Identify, in the records below, every line where the string "those" appears, and copy each such line.

━━ Supplied entries

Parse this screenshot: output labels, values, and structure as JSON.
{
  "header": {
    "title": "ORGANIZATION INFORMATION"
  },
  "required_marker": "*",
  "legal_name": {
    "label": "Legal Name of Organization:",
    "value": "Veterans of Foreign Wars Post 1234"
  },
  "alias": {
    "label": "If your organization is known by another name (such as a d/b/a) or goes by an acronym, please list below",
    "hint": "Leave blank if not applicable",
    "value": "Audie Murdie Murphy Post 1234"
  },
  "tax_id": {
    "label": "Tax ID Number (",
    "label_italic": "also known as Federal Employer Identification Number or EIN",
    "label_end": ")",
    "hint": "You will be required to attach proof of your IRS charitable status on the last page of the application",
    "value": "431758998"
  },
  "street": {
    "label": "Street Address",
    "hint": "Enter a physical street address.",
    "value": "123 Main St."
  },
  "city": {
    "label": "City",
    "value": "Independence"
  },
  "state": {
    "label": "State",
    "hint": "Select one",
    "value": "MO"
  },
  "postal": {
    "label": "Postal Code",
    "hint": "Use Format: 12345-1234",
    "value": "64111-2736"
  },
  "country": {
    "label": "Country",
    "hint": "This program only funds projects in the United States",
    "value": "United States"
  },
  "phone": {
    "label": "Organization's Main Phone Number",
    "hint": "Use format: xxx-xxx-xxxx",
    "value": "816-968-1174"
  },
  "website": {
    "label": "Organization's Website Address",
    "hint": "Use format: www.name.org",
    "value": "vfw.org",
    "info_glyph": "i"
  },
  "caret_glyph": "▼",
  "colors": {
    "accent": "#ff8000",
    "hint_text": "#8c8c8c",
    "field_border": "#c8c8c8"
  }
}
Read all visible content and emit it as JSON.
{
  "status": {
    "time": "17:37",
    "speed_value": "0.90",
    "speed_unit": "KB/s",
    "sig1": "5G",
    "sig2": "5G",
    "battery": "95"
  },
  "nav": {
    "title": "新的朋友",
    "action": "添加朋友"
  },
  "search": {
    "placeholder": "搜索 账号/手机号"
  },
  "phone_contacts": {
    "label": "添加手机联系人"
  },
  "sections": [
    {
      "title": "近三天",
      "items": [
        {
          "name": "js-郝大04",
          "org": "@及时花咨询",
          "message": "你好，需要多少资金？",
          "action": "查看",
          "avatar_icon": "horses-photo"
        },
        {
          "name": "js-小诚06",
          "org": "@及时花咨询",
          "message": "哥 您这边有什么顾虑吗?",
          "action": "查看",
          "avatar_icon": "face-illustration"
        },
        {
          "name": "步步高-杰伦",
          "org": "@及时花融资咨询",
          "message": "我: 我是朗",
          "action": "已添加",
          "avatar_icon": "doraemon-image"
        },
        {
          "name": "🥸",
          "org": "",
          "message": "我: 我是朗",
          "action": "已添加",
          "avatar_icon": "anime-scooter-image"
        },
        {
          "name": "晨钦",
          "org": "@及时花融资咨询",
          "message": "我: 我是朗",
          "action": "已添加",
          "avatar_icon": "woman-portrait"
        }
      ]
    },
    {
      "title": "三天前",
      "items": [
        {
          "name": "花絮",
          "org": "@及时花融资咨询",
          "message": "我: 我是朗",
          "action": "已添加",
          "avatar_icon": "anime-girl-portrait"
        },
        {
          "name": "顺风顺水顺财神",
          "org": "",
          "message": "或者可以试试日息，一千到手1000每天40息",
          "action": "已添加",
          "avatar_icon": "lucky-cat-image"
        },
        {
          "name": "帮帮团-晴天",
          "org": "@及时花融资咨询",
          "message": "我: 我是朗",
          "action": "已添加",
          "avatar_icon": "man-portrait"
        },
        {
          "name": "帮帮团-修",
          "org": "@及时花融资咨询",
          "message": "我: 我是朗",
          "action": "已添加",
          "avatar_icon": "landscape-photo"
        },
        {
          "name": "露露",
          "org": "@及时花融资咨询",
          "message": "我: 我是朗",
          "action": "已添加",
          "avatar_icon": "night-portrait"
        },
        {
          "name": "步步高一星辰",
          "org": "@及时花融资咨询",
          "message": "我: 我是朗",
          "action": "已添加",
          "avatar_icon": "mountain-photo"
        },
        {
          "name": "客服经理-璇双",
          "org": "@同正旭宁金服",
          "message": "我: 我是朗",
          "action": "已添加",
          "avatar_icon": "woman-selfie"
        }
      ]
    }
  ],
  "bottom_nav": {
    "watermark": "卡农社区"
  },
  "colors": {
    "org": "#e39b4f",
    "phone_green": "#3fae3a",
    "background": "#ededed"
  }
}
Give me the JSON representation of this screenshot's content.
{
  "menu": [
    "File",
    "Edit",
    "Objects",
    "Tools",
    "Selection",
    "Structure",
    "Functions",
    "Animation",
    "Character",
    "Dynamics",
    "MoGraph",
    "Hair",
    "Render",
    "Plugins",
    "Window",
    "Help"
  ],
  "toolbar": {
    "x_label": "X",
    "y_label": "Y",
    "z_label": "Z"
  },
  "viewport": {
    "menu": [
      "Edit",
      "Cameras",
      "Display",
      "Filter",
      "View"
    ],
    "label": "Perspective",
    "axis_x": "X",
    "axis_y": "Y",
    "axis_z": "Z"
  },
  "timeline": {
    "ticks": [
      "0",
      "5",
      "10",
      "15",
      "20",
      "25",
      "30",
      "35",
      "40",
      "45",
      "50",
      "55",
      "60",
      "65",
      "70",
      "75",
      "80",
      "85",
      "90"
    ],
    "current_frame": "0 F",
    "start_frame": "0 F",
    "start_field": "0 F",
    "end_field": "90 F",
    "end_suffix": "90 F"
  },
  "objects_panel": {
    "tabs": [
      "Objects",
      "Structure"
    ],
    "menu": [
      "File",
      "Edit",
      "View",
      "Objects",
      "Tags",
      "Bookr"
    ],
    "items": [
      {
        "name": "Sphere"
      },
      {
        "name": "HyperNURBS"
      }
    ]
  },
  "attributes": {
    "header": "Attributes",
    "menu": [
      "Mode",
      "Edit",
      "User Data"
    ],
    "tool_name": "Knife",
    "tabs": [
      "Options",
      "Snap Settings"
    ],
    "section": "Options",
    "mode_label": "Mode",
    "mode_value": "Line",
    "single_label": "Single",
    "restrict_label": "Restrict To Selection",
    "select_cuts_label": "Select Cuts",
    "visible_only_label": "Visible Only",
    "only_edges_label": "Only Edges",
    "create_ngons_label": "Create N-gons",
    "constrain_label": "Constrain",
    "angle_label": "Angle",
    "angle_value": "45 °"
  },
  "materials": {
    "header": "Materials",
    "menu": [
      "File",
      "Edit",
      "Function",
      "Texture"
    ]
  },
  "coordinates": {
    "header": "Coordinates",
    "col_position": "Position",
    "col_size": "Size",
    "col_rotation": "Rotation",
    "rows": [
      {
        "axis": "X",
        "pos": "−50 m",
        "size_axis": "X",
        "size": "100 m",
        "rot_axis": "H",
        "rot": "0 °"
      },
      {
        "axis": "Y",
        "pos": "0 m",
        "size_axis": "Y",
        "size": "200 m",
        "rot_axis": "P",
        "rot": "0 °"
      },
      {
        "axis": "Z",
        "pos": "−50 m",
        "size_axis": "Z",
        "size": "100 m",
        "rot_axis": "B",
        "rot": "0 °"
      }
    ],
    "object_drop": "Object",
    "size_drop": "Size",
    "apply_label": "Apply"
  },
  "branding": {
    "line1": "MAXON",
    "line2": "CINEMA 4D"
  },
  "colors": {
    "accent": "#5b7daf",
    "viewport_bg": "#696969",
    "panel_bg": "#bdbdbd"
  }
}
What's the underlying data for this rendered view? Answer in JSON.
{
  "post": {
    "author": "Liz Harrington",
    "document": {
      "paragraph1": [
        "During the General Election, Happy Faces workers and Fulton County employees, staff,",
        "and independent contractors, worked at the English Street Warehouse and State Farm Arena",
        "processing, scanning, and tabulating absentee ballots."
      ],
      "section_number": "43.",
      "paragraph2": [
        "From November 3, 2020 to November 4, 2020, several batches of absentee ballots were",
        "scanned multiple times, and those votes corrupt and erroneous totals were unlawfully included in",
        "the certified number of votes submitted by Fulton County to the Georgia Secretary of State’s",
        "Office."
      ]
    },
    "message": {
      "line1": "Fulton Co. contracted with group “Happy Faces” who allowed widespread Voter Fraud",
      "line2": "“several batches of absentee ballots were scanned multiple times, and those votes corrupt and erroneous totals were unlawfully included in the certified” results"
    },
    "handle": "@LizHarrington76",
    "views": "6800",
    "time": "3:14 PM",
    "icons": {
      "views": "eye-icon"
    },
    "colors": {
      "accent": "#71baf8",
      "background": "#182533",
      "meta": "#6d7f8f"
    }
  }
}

━━━━

Expected output
        "scanned multiple times, and those votes corrupt and erroneous totals were unlawfully included in",
      "line2": "“several batches of absentee ballots were scanned multiple times, and those votes corrupt and erroneous totals were unlawfully included in the certified” results"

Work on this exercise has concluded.